For each line below that includes the word "name", make a copy.

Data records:
=====
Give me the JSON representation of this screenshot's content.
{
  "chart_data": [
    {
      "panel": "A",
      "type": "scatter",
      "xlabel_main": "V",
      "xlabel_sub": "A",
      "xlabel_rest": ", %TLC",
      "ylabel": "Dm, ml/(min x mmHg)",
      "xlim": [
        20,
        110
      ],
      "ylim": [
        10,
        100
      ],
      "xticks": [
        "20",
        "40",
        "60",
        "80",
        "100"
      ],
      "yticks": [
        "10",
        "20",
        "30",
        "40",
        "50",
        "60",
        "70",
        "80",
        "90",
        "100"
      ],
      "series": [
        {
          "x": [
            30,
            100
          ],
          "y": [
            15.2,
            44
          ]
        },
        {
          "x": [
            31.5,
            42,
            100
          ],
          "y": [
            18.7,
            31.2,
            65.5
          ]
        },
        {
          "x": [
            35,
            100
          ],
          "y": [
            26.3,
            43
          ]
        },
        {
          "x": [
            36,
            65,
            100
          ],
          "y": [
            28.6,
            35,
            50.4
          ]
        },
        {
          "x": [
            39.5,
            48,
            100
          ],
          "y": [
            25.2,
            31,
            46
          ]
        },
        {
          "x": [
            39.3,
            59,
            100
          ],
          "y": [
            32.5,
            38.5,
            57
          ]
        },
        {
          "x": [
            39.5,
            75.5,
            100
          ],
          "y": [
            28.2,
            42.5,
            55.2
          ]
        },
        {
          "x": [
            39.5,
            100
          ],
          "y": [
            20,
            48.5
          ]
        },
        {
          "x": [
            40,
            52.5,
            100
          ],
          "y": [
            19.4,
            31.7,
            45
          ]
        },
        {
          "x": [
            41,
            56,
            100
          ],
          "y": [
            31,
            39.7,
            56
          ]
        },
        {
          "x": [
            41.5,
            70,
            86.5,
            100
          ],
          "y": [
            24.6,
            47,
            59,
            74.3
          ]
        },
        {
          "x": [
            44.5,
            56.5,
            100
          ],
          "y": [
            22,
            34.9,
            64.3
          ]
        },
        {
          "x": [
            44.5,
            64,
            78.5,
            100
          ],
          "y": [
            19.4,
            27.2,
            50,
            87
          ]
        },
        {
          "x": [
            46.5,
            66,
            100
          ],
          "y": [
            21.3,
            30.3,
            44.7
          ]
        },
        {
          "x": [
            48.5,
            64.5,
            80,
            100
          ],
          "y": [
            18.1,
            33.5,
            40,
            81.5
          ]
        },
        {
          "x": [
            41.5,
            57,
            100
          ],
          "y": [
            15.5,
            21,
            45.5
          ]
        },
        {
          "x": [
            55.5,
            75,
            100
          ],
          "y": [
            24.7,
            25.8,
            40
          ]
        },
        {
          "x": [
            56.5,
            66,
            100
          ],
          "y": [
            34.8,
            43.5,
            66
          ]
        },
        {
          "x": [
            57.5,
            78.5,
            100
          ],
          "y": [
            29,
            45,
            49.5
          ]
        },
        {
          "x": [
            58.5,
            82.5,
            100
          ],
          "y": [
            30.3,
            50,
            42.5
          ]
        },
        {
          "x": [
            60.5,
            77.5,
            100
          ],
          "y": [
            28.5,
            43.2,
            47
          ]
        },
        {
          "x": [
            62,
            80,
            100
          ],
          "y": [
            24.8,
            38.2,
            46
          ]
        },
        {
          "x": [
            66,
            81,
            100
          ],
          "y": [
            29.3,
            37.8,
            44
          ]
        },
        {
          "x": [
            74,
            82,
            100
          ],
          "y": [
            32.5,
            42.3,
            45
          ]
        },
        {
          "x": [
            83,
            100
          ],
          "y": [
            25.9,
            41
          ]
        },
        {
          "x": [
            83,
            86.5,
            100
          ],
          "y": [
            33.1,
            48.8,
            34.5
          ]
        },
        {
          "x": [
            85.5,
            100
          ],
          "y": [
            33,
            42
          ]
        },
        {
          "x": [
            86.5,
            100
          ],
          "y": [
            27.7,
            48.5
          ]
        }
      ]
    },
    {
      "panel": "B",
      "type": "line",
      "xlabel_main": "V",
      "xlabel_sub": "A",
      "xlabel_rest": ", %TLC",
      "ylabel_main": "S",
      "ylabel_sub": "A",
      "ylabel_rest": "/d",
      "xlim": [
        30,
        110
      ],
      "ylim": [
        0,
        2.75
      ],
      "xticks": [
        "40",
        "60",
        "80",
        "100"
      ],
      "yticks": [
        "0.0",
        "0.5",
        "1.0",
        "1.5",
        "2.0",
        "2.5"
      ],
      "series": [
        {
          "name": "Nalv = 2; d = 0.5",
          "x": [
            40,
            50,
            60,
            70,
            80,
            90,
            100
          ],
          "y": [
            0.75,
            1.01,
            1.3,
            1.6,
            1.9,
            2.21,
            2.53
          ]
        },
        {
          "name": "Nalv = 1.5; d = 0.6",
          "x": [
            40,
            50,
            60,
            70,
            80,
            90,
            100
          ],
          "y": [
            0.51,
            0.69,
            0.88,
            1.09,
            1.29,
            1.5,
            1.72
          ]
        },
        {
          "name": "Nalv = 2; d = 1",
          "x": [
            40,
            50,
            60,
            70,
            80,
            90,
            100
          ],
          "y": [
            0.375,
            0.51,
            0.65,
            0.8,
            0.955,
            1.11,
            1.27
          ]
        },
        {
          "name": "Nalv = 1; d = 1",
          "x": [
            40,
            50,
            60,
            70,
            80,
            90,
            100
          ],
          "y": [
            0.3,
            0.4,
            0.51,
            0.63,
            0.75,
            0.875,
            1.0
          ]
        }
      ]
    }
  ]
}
=====
▶ [Solution to this task]:
          "name": "Nalv = 2; d = 0.5",
          "name": "Nalv = 1.5; d = 0.6",
          "name": "Nalv = 2; d = 1",
          "name": "Nalv = 1; d = 1",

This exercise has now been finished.